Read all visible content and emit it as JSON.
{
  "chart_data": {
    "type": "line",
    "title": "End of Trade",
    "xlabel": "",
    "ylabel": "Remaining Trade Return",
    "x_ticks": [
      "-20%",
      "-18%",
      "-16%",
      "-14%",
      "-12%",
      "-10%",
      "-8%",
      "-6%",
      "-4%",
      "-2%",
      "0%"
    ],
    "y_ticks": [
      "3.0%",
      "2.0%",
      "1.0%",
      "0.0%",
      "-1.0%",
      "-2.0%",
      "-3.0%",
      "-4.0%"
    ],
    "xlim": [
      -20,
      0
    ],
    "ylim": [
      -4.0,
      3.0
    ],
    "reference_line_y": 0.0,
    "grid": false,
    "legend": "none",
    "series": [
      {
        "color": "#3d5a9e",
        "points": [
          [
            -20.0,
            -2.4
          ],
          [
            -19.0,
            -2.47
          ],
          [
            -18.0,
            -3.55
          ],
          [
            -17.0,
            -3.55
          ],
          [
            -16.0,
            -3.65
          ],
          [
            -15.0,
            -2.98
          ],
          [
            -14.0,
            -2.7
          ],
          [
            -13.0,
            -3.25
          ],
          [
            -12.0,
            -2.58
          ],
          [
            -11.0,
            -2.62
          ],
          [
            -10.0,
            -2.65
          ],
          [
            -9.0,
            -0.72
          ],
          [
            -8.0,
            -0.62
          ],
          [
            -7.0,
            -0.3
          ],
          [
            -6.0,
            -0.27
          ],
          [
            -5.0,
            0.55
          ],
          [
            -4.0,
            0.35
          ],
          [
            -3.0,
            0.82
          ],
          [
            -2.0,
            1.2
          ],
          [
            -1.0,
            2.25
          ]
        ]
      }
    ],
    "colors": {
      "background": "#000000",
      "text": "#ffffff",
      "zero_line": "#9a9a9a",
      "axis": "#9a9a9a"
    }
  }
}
+---+
**CHALLENGE:**
Find the word "Trade" in the data and copy out each line where it turns up.

**FINISHED EXERCISE:**
    "title": "End of Trade",
    "ylabel": "Remaining Trade Return",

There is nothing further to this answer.